**Given exercise**
Determine how many lines of the data below contain the string "caption", and reply with that number alone.
>> Start
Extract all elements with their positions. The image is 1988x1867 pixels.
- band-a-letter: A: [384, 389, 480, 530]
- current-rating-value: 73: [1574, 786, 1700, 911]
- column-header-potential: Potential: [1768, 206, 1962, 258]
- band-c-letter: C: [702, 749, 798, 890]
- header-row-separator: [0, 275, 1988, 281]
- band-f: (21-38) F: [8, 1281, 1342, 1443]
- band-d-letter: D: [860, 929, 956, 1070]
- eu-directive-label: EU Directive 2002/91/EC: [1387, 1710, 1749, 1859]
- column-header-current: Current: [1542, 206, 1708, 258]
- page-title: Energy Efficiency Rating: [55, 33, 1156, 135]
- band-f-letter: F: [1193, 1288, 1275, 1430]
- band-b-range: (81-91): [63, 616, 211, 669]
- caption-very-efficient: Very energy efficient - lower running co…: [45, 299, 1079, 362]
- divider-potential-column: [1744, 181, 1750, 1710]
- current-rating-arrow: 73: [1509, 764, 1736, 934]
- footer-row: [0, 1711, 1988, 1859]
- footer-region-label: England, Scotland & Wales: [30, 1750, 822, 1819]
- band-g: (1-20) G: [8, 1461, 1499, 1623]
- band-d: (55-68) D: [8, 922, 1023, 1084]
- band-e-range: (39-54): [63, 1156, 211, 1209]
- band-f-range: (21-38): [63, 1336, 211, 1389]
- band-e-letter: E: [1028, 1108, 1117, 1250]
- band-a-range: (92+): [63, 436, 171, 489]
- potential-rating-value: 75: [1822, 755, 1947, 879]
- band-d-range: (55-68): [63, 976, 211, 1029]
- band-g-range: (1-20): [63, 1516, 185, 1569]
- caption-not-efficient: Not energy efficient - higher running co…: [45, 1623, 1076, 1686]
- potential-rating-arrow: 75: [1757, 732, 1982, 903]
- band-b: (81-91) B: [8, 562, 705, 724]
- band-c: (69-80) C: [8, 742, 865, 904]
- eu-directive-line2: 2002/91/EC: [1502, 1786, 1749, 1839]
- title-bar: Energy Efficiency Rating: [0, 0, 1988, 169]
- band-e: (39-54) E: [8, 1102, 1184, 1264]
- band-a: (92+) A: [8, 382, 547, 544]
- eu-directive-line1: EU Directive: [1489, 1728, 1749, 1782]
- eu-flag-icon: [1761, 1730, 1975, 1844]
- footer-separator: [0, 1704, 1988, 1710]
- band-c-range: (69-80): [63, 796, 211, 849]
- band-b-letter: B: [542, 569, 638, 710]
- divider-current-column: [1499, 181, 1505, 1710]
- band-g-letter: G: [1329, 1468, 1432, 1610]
>> End
**Expected answer**
2